__Task prompt__: Below are some entries; can you quote all of them exactly?

__Data items__:
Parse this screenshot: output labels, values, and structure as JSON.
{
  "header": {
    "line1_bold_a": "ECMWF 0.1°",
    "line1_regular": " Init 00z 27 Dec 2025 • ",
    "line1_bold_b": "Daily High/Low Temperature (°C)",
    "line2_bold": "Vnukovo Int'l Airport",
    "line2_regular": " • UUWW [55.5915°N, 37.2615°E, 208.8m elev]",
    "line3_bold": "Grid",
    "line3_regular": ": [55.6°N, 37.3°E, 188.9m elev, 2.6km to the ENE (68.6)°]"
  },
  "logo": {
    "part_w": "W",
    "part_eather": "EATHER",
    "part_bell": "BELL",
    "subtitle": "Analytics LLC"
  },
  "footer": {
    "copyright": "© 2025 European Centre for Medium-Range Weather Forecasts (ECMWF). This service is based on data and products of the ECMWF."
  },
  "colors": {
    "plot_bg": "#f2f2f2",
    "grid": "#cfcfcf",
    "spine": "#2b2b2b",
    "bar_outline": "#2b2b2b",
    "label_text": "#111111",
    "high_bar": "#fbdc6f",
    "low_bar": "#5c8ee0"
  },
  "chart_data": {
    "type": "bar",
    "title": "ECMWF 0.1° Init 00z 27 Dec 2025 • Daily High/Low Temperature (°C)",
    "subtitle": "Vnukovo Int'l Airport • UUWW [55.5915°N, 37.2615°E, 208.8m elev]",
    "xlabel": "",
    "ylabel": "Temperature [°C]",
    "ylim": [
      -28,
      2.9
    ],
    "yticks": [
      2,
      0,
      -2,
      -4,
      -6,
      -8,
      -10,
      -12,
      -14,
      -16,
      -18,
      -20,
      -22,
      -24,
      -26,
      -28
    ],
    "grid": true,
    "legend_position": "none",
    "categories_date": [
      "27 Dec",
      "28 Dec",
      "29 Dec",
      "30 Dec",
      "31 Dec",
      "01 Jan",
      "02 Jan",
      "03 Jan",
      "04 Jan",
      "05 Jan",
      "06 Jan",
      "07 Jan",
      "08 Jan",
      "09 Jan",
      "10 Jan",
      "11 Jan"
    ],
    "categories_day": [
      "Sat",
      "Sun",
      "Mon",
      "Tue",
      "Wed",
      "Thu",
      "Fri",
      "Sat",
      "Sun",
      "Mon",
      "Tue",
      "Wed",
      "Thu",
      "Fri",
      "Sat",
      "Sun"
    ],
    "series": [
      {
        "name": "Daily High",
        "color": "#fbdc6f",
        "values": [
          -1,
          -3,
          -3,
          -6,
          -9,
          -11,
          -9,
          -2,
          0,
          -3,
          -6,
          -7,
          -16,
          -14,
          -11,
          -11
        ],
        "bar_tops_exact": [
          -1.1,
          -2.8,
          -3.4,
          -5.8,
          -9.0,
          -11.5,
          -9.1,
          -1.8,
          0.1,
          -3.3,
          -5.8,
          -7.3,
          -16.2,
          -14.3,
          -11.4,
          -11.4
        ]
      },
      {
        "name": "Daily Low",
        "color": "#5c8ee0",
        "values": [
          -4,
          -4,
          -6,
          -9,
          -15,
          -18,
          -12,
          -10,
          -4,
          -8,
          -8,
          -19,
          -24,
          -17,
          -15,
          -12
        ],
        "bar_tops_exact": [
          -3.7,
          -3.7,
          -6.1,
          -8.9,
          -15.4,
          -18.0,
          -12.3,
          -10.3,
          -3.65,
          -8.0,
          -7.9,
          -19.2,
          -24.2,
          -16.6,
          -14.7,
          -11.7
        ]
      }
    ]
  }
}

__Solution below__:
Parse this screenshot: output labels, values, and structure as JSON.
{
  "header": {
    "line1_bold_a": "ECMWF 0.1°",
    "line1_regular": " Init 00z 27 Dec 2025 • ",
    "line1_bold_b": "Daily High/Low Temperature (°C)",
    "line2_bold": "Vnukovo Int'l Airport",
    "line2_regular": " • UUWW [55.5915°N, 37.2615°E, 208.8m elev]",
    "line3_bold": "Grid",
    "line3_regular": ": [55.6°N, 37.3°E, 188.9m elev, 2.6km to the ENE (68.6)°]"
  },
  "logo": {
    "part_w": "W",
    "part_eather": "EATHER",
    "part_bell": "BELL",
    "subtitle": "Analytics LLC"
  },
  "footer": {
    "copyright": "© 2025 European Centre for Medium-Range Weather Forecasts (ECMWF). This service is based on data and products of the ECMWF."
  },
  "colors": {
    "plot_bg": "#f2f2f2",
    "grid": "#cfcfcf",
    "spine": "#2b2b2b",
    "bar_outline": "#2b2b2b",
    "label_text": "#111111",
    "high_bar": "#fbdc6f",
    "low_bar": "#5c8ee0"
  },
  "chart_data": {
    "type": "bar",
    "title": "ECMWF 0.1° Init 00z 27 Dec 2025 • Daily High/Low Temperature (°C)",
    "subtitle": "Vnukovo Int'l Airport • UUWW [55.5915°N, 37.2615°E, 208.8m elev]",
    "xlabel": "",
    "ylabel": "Temperature [°C]",
    "ylim": [
      -28,
      2.9
    ],
    "yticks": [
      2,
      0,
      -2,
      -4,
      -6,
      -8,
      -10,
      -12,
      -14,
      -16,
      -18,
      -20,
      -22,
      -24,
      -26,
      -28
    ],
    "grid": true,
    "legend_position": "none",
    "categories_date": [
      "27 Dec",
      "28 Dec",
      "29 Dec",
      "30 Dec",
      "31 Dec",
      "01 Jan",
      "02 Jan",
      "03 Jan",
      "04 Jan",
      "05 Jan",
      "06 Jan",
      "07 Jan",
      "08 Jan",
      "09 Jan",
      "10 Jan",
      "11 Jan"
    ],
    "categories_day": [
      "Sat",
      "Sun",
      "Mon",
      "Tue",
      "Wed",
      "Thu",
      "Fri",
      "Sat",
      "Sun",
      "Mon",
      "Tue",
      "Wed",
      "Thu",
      "Fri",
      "Sat",
      "Sun"
    ],
    "series": [
      {
        "name": "Daily High",
        "color": "#fbdc6f",
        "values": [
          -1,
          -3,
          -3,
          -6,
          -9,
          -11,
          -9,
          -2,
          0,
          -3,
          -6,
          -7,
          -16,
          -14,
          -11,
          -11
        ],
        "bar_tops_exact": [
          -1.1,
          -2.8,
          -3.4,
          -5.8,
          -9.0,
          -11.5,
          -9.1,
          -1.8,
          0.1,
          -3.3,
          -5.8,
          -7.3,
          -16.2,
          -14.3,
          -11.4,
          -11.4
        ]
      },
      {
        "name": "Daily Low",
        "color": "#5c8ee0",
        "values": [
          -4,
          -4,
          -6,
          -9,
          -15,
          -18,
          -12,
          -10,
          -4,
          -8,
          -8,
          -19,
          -24,
          -17,
          -15,
          -12
        ],
        "bar_tops_exact": [
          -3.7,
          -3.7,
          -6.1,
          -8.9,
          -15.4,
          -18.0,
          -12.3,
          -10.3,
          -3.65,
          -8.0,
          -7.9,
          -19.2,
          -24.2,
          -16.6,
          -14.7,
          -11.7
        ]
      }
    ]
  }
}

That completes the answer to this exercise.